Short exercise
Locate the string "выключенном" in the listing below. Copy every line where it is found.

--- START OF Recorded data ---

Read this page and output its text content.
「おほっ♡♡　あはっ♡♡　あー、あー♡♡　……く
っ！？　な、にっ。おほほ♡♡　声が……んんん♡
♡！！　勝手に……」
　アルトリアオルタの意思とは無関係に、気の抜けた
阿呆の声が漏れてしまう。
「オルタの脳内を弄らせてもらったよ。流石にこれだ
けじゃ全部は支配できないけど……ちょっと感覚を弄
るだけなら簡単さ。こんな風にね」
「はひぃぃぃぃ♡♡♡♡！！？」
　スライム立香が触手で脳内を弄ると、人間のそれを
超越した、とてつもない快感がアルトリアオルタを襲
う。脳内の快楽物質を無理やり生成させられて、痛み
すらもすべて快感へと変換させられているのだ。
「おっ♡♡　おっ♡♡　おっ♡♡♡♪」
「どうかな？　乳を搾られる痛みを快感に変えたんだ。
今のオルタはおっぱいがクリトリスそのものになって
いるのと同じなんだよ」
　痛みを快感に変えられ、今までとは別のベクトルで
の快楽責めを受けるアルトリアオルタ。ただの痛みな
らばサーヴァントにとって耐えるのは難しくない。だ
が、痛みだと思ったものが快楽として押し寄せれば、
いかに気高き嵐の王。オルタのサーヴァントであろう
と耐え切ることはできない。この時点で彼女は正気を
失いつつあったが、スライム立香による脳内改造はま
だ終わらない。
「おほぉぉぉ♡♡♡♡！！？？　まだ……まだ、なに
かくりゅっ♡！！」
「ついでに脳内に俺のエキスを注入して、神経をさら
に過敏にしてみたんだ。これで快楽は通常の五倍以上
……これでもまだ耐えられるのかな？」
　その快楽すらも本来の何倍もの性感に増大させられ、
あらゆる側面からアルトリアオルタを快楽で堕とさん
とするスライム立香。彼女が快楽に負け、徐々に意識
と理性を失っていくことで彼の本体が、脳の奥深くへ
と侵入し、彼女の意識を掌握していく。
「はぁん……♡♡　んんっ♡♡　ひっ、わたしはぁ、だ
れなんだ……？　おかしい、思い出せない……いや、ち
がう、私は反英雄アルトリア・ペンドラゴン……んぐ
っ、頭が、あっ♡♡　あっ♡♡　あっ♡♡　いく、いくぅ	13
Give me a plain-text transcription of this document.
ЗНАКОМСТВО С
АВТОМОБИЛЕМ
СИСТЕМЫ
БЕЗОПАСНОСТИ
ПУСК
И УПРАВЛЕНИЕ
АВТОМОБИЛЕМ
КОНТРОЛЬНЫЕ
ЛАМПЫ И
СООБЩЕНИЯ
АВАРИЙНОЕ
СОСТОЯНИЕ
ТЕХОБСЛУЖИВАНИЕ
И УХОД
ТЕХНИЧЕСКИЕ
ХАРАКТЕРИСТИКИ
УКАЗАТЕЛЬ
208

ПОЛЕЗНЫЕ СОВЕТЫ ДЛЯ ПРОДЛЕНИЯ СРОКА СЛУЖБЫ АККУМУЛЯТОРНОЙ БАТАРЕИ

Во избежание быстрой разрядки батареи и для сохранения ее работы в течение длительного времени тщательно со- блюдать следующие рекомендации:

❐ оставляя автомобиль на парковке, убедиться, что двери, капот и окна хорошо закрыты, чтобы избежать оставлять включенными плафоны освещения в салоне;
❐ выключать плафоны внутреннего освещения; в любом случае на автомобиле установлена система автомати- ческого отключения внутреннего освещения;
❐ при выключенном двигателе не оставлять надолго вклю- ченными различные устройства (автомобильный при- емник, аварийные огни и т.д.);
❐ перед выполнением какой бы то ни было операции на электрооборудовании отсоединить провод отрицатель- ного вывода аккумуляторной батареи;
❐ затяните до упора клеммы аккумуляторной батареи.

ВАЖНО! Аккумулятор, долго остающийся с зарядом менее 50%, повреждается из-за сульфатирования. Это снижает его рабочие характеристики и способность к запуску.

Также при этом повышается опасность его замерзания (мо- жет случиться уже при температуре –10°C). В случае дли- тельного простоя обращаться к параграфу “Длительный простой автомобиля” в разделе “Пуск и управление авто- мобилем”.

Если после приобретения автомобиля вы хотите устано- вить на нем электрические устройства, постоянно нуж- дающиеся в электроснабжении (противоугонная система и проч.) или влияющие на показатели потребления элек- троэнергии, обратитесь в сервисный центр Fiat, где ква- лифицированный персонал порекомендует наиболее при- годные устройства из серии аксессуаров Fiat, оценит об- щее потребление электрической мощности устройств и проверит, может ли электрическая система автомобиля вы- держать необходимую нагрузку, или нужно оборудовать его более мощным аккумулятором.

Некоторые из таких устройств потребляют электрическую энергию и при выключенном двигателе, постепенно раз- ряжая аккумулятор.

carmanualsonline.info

--- END OF Recorded data ---

Solution to the problem
❐ при выключенном двигателе не оставлять надолго вклю- ченными различные устройства (автомобильный при- емник, аварийные огни и т.д.);
Некоторые из таких устройств потребляют электрическую энергию и при выключенном двигателе, постепенно раз- ряжая аккумулятор.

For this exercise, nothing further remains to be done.